TASK GOAL: Please print the full listing exactly.

Dataset items:
==========

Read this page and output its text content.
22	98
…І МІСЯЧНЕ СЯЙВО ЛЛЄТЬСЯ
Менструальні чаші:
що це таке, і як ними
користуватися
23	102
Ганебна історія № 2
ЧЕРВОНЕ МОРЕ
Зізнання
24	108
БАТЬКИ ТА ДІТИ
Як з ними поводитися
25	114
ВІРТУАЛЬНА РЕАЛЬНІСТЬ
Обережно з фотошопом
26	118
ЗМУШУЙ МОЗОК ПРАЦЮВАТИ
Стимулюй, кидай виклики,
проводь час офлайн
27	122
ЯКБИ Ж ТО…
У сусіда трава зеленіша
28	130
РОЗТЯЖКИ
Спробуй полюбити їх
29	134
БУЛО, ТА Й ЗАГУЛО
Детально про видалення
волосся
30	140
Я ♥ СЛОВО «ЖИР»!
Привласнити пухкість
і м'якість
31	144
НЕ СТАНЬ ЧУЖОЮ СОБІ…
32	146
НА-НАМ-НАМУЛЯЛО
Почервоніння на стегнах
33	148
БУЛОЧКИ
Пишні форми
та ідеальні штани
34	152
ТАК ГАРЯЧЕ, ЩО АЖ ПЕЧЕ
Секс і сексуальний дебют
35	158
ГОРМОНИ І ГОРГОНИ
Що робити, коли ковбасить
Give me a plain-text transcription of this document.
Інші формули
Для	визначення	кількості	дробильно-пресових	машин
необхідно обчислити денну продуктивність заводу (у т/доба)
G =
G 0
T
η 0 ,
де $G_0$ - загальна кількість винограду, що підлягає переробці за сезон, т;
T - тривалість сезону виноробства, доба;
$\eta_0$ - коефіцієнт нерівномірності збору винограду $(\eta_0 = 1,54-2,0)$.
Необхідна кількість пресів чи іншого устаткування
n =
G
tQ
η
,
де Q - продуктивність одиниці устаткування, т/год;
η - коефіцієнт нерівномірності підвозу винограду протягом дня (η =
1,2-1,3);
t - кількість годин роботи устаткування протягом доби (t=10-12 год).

==========

SOLUTION TO THE PROBLEM:
Read this page and output its text content.
22	98
…І МІСЯЧНЕ СЯЙВО ЛЛЄТЬСЯ
Менструальні чаші:
що це таке, і як ними
користуватися
23	102
Ганебна історія № 2
ЧЕРВОНЕ МОРЕ
Зізнання
24	108
БАТЬКИ ТА ДІТИ
Як з ними поводитися
25	114
ВІРТУАЛЬНА РЕАЛЬНІСТЬ
Обережно з фотошопом
26	118
ЗМУШУЙ МОЗОК ПРАЦЮВАТИ
Стимулюй, кидай виклики,
проводь час офлайн
27	122
ЯКБИ Ж ТО…
У сусіда трава зеленіша
28	130
РОЗТЯЖКИ
Спробуй полюбити їх
29	134
БУЛО, ТА Й ЗАГУЛО
Детально про видалення
волосся
30	140
Я ♥ СЛОВО «ЖИР»!
Привласнити пухкість
і м'якість
31	144
НЕ СТАНЬ ЧУЖОЮ СОБІ…
32	146
НА-НАМ-НАМУЛЯЛО
Почервоніння на стегнах
33	148
БУЛОЧКИ
Пишні форми
та ідеальні штани
34	152
ТАК ГАРЯЧЕ, ЩО АЖ ПЕЧЕ
Секс і сексуальний дебют
35	158
ГОРМОНИ І ГОРГОНИ
Що робити, коли ковбасить
Give me a plain-text transcription of this document.
Інші формули
Для	визначення	кількості	дробильно-пресових	машин
необхідно обчислити денну продуктивність заводу (у т/доба)
G =
G 0
T
η 0 ,
де $G_0$ - загальна кількість винограду, що підлягає переробці за сезон, т;
T - тривалість сезону виноробства, доба;
$\eta_0$ - коефіцієнт нерівномірності збору винограду $(\eta_0 = 1,54-2,0)$.
Необхідна кількість пресів чи іншого устаткування
n =
G
tQ
η
,
де Q - продуктивність одиниці устаткування, т/год;
η - коефіцієнт нерівномірності підвозу винограду протягом дня (η =
1,2-1,3);
t - кількість годин роботи устаткування протягом доби (t=10-12 год).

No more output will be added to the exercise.